> **Document excerpt**:
My Top 25 Films of 2013: 10-6

Frances Ha

10. Frances Ha – This was not a movie I was expecting to enjoy as much as I did, considering I hated Noah Baumbach’s last film, Greenberg.  But Greta Gerwig is an actress that has impressed me in almost everything I’ve seen her in, including Greenberg.  This movie, following the title character through an unsettled year of her life, blew me away.  Everyone around her, her best friend in particular, is taking that next step in life as Frances is spinning her wheels, even though she has a head full of dreams and aspirations.  I loved how the passage of time is noted by the addresses of the apartments she lives in.  There is a sequence in the film where Frances takes a spur of the moment trip to Paris for the weekend that was one of my favorites of the year.  It’s filmed beautifully in black and white, and is definitely aspiring to the same kind of timeless depiction of New York City that Woody Allen’s Manhattan was aiming for by using black and white.  It’s also a great ode to platonic love in a way that you don’t see in most films, with a call back at the end to something Frances says about love in an earlier scene.  Definitely one of the most pleasant surprises of the year for me.

> **Exercise prompt**:
Carry the 2013 film countdown forward from its last sentence.

> **Data excerpt**:
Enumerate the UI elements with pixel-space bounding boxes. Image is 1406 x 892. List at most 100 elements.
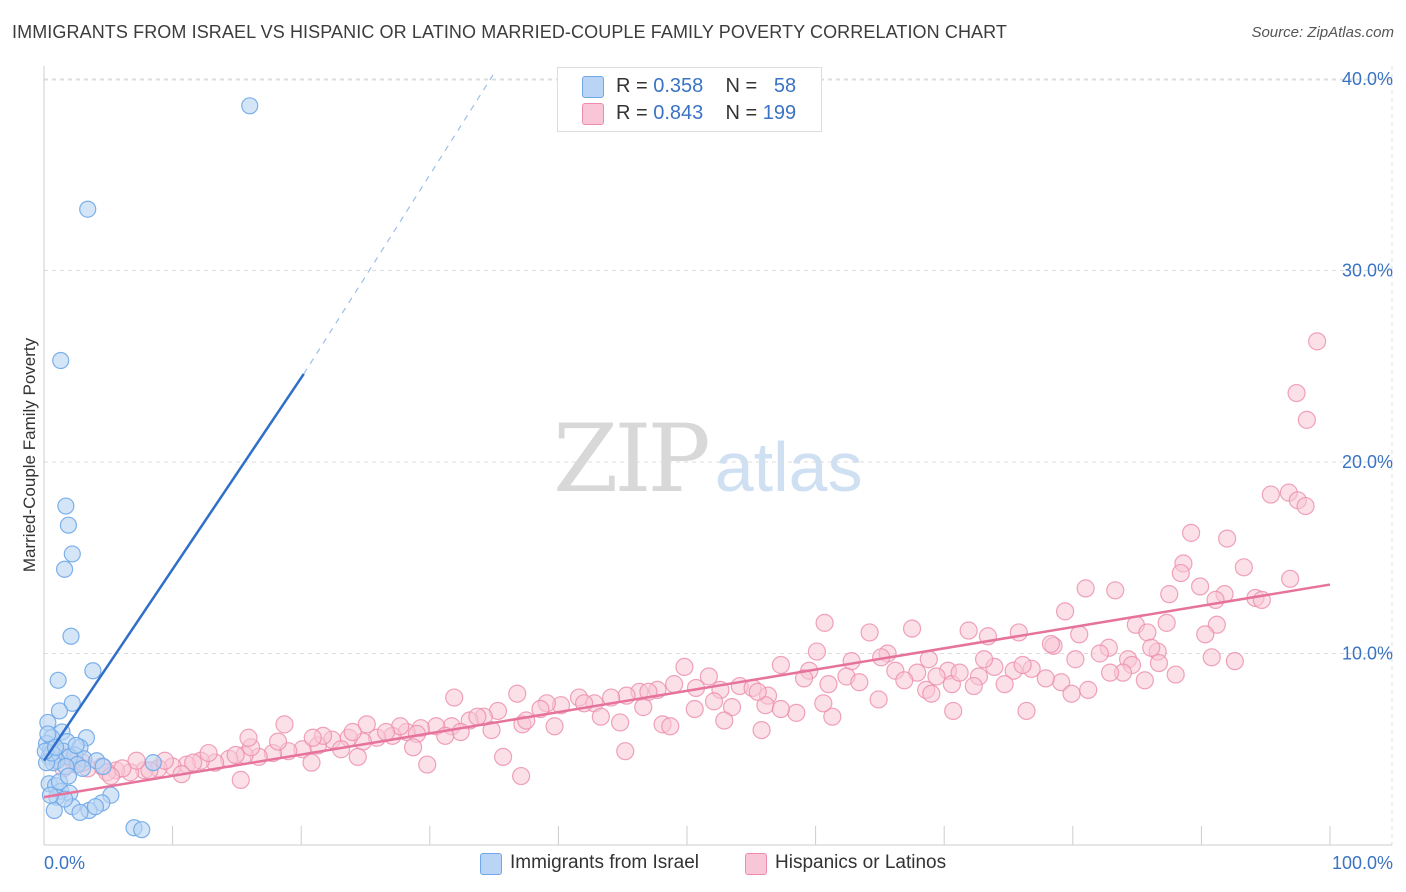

> **Written response**:
Mud

9. Mud – The third coming-of-age film in my list is writer/director Jeff Nichols’ follow-up to the terrific 2011 film Take Shelter.  Nichols is someone quickly climbing up my list of favorite directors.  It features an actor (McConaughey) that is on one of the hottest hot streaks in Hollywood right now.  It rivals mid-to-late 2000’s Bale and the run that Fassbender and Gosling have been on in the last few years.  Mud is the story of two teenage boys, Ellis and Neckbone, that discover a boat up in a tree on a small island on the Mississippi.  They quickly discover that they are not the only ones who have discovered the boat, running into a fugitive name Mud, on the run from the law and bounty hunters looking to reunite with his true love.  Ellis’ journey through adolescence and his idealistic views of love and romance spur him on to help Mud beyond the point of safety and practicality.  This film feels saturated in the ghost of Mark Twain.  Between this movie, Dallas Buyer’s Club, and his scene-stealing performance in The Wolf of Wall Street, we are in a full-fledged McConaughssance period.  Mud is a role that almost feels tailored to McConaughey; it’s tough to imagine someone else in the part.  He gives a great, gritty performance.  So does Ty Sheridan, the real lead of the movie, as Ellis. He is a young actor I am excited to see in the coming years.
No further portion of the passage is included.